Put each line of the data below into a JSON list of strings, one string per line, skipping blank lines and leaving out the pictures.

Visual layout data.
Start

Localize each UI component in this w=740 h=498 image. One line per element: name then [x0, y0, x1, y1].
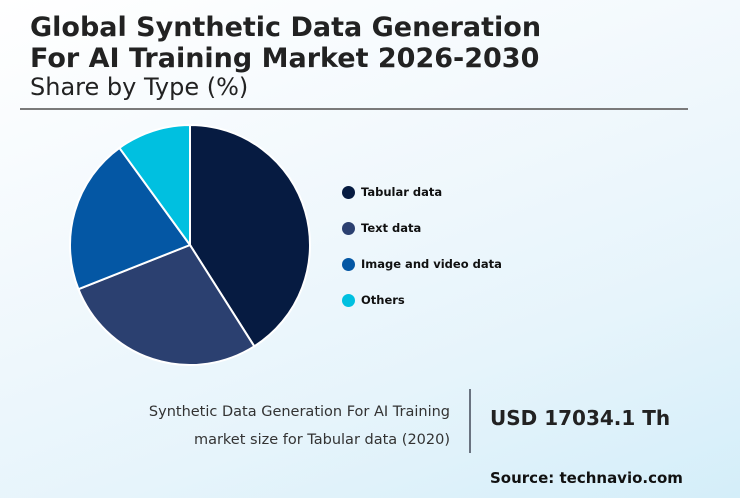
description-line-2: market size for Tabular data (2020) — [193, 432, 450, 448]
title-line-2: For AI Training Market 2026-2030 — [30, 43, 540, 74]
legend-label: Tabular data — [361, 185, 443, 199]
legend-dot-icon — [342, 185, 355, 199]
market-size-value: USD 17034.1 Th — [490, 406, 671, 430]
legend-label: Image and video data — [361, 257, 502, 271]
pie-chart — [69, 123, 311, 366]
footer-divider — [469, 389, 471, 453]
pie-slice-text-data — [77, 243, 256, 366]
source-credit: Source: technavio.com — [490, 469, 683, 487]
legend-item-image-video: Image and video data — [342, 246, 502, 282]
market-size-description: Synthetic Data Generation For AI Trainin… — [149, 398, 450, 454]
legend-dot-icon — [342, 221, 355, 235]
pie-slice-image-and-video-data — [69, 146, 192, 291]
legend-item-text: Text data — [342, 210, 502, 246]
legend-dot-icon — [342, 293, 355, 307]
chart-subtitle: Share by Type (%) — [30, 73, 249, 101]
legend-item-tabular: Tabular data — [342, 174, 502, 210]
legend: Tabular data Text data Image and video d… — [342, 174, 502, 318]
title-line-1: Global Synthetic Data Generation — [30, 12, 542, 43]
legend-label: Others — [361, 293, 405, 307]
pie-slice-others — [118, 123, 191, 249]
legend-dot-icon — [342, 257, 355, 271]
description-line-1: Synthetic Data Generation For AI Trainin… — [148, 404, 450, 420]
legend-item-others: Others — [342, 282, 502, 318]
header-divider — [20, 108, 688, 110]
legend-label: Text data — [361, 221, 422, 235]
chart-title: Global Synthetic Data Generation For AI … — [30, 12, 541, 74]
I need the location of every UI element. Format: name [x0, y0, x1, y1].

End

OUTPUT FOR THIS TASK.
[
  "Localize each UI component in this w=740 h=498 image. One line per element: name then [x0, y0, x1, y1].",
  "description-line-2: market size for Tabular data (2020) — [193, 432, 450, 448]",
  "title-line-2: For AI Training Market 2026-2030 — [30, 43, 540, 74]",
  "legend-label: Tabular data — [361, 185, 443, 199]",
  "legend-dot-icon — [342, 185, 355, 199]",
  "market-size-value: USD 17034.1 Th — [490, 406, 671, 430]",
  "legend-label: Image and video data — [361, 257, 502, 271]",
  "pie-chart — [69, 123, 311, 366]",
  "footer-divider — [469, 389, 471, 453]",
  "pie-slice-text-data — [77, 243, 256, 366]",
  "source-credit: Source: technavio.com — [490, 469, 683, 487]",
  "legend-item-image-video: Image and video data — [342, 246, 502, 282]",
  "market-size-description: Synthetic Data Generation For AI Trainin… — [149, 398, 450, 454]",
  "legend-dot-icon — [342, 221, 355, 235]",
  "pie-slice-image-and-video-data — [69, 146, 192, 291]",
  "legend-item-text: Text data — [342, 210, 502, 246]",
  "legend-dot-icon — [342, 293, 355, 307]",
  "chart-subtitle: Share by Type (%) — [30, 73, 249, 101]",
  "legend-item-tabular: Tabular data — [342, 174, 502, 210]",
  "legend: Tabular data Text data Image and video d… — [342, 174, 502, 318]",
  "title-line-1: Global Synthetic Data Generation — [30, 12, 542, 43]",
  "legend-label: Others — [361, 293, 405, 307]",
  "pie-slice-others — [118, 123, 191, 249]",
  "legend-dot-icon — [342, 257, 355, 271]",
  "description-line-1: Synthetic Data Generation For AI Trainin… — [148, 404, 450, 420]",
  "legend-item-others: Others — [342, 282, 502, 318]",
  "header-divider — [20, 108, 688, 110]",
  "legend-label: Text data — [361, 221, 422, 235]",
  "chart-title: Global Synthetic Data Generation For AI … — [30, 12, 541, 74]",
  "I need the location of every UI element. Format: name [x0, y0, x1, y1]."
]